----- RECORDS FOR THE TASK

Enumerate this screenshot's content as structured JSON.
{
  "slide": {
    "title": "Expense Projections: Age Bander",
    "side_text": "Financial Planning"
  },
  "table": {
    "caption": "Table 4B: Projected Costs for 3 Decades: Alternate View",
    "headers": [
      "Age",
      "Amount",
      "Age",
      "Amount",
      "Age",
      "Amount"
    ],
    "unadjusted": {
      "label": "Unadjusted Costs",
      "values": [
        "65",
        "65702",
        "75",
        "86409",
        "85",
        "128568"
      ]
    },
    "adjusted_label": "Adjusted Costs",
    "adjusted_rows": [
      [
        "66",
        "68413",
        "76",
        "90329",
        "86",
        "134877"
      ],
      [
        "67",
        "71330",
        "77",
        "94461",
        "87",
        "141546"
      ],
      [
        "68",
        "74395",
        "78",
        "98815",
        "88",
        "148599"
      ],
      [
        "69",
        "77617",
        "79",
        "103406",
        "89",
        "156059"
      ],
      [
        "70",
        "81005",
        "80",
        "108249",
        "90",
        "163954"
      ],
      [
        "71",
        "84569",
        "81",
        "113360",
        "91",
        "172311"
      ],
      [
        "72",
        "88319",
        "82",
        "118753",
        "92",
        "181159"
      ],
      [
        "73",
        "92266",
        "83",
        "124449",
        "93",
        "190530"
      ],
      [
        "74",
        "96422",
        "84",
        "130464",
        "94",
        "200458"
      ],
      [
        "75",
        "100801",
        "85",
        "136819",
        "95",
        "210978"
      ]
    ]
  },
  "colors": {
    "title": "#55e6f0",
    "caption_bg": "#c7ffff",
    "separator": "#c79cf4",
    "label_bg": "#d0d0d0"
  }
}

----------

Please quote the records above exactly, without skipping a line.

Enumerate this screenshot's content as structured JSON.
{
  "slide": {
    "title": "Expense Projections: Age Bander",
    "side_text": "Financial Planning"
  },
  "table": {
    "caption": "Table 4B: Projected Costs for 3 Decades: Alternate View",
    "headers": [
      "Age",
      "Amount",
      "Age",
      "Amount",
      "Age",
      "Amount"
    ],
    "unadjusted": {
      "label": "Unadjusted Costs",
      "values": [
        "65",
        "65702",
        "75",
        "86409",
        "85",
        "128568"
      ]
    },
    "adjusted_label": "Adjusted Costs",
    "adjusted_rows": [
      [
        "66",
        "68413",
        "76",
        "90329",
        "86",
        "134877"
      ],
      [
        "67",
        "71330",
        "77",
        "94461",
        "87",
        "141546"
      ],
      [
        "68",
        "74395",
        "78",
        "98815",
        "88",
        "148599"
      ],
      [
        "69",
        "77617",
        "79",
        "103406",
        "89",
        "156059"
      ],
      [
        "70",
        "81005",
        "80",
        "108249",
        "90",
        "163954"
      ],
      [
        "71",
        "84569",
        "81",
        "113360",
        "91",
        "172311"
      ],
      [
        "72",
        "88319",
        "82",
        "118753",
        "92",
        "181159"
      ],
      [
        "73",
        "92266",
        "83",
        "124449",
        "93",
        "190530"
      ],
      [
        "74",
        "96422",
        "84",
        "130464",
        "94",
        "200458"
      ],
      [
        "75",
        "100801",
        "85",
        "136819",
        "95",
        "210978"
      ]
    ]
  },
  "colors": {
    "title": "#55e6f0",
    "caption_bg": "#c7ffff",
    "separator": "#c79cf4",
    "label_bg": "#d0d0d0"
  }
}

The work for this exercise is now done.